> [GOAL] Go through the entries below and write each one out exactly.

> [SUPPLIED RECORDS]

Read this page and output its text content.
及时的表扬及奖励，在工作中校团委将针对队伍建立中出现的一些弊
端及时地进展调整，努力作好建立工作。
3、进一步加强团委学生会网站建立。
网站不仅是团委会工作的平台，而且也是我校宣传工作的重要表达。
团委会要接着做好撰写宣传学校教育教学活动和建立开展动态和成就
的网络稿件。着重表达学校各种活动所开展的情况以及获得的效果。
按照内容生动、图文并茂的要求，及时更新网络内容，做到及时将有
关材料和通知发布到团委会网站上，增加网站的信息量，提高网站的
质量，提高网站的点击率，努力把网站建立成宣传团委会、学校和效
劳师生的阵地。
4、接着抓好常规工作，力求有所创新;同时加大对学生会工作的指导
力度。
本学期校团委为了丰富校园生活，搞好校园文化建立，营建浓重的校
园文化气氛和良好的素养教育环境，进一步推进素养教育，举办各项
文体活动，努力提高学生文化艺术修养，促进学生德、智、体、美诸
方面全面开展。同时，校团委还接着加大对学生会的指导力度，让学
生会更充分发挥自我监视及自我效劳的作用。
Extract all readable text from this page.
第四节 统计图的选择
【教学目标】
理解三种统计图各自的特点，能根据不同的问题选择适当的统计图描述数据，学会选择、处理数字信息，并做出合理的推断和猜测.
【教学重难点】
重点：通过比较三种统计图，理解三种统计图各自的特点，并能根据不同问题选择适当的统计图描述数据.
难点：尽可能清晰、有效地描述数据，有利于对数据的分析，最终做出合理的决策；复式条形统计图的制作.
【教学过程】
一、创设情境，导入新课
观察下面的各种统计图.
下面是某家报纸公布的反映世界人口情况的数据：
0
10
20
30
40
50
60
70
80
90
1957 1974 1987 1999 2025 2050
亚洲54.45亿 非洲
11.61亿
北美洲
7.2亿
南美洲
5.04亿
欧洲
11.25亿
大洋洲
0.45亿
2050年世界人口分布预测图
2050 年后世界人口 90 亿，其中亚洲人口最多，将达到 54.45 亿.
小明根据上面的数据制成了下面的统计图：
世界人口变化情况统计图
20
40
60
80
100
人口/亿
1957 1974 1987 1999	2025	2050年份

> [COMPLETED TASK]
Read this page and output its text content.
及时的表扬及奖励，在工作中校团委将针对队伍建立中出现的一些弊
端及时地进展调整，努力作好建立工作。
3、进一步加强团委学生会网站建立。
网站不仅是团委会工作的平台，而且也是我校宣传工作的重要表达。
团委会要接着做好撰写宣传学校教育教学活动和建立开展动态和成就
的网络稿件。着重表达学校各种活动所开展的情况以及获得的效果。
按照内容生动、图文并茂的要求，及时更新网络内容，做到及时将有
关材料和通知发布到团委会网站上，增加网站的信息量，提高网站的
质量，提高网站的点击率，努力把网站建立成宣传团委会、学校和效
劳师生的阵地。
4、接着抓好常规工作，力求有所创新;同时加大对学生会工作的指导
力度。
本学期校团委为了丰富校园生活，搞好校园文化建立，营建浓重的校
园文化气氛和良好的素养教育环境，进一步推进素养教育，举办各项
文体活动，努力提高学生文化艺术修养，促进学生德、智、体、美诸
方面全面开展。同时，校团委还接着加大对学生会的指导力度，让学
生会更充分发挥自我监视及自我效劳的作用。
Extract all readable text from this page.
第四节 统计图的选择
【教学目标】
理解三种统计图各自的特点，能根据不同的问题选择适当的统计图描述数据，学会选择、处理数字信息，并做出合理的推断和猜测.
【教学重难点】
重点：通过比较三种统计图，理解三种统计图各自的特点，并能根据不同问题选择适当的统计图描述数据.
难点：尽可能清晰、有效地描述数据，有利于对数据的分析，最终做出合理的决策；复式条形统计图的制作.
【教学过程】
一、创设情境，导入新课
观察下面的各种统计图.
下面是某家报纸公布的反映世界人口情况的数据：
0
10
20
30
40
50
60
70
80
90
1957 1974 1987 1999 2025 2050
亚洲54.45亿 非洲
11.61亿
北美洲
7.2亿
南美洲
5.04亿
欧洲
11.25亿
大洋洲
0.45亿
2050年世界人口分布预测图
2050 年后世界人口 90 亿，其中亚洲人口最多，将达到 54.45 亿.
小明根据上面的数据制成了下面的统计图：
世界人口变化情况统计图
20
40
60
80
100
人口/亿
1957 1974 1987 1999	2025	2050年份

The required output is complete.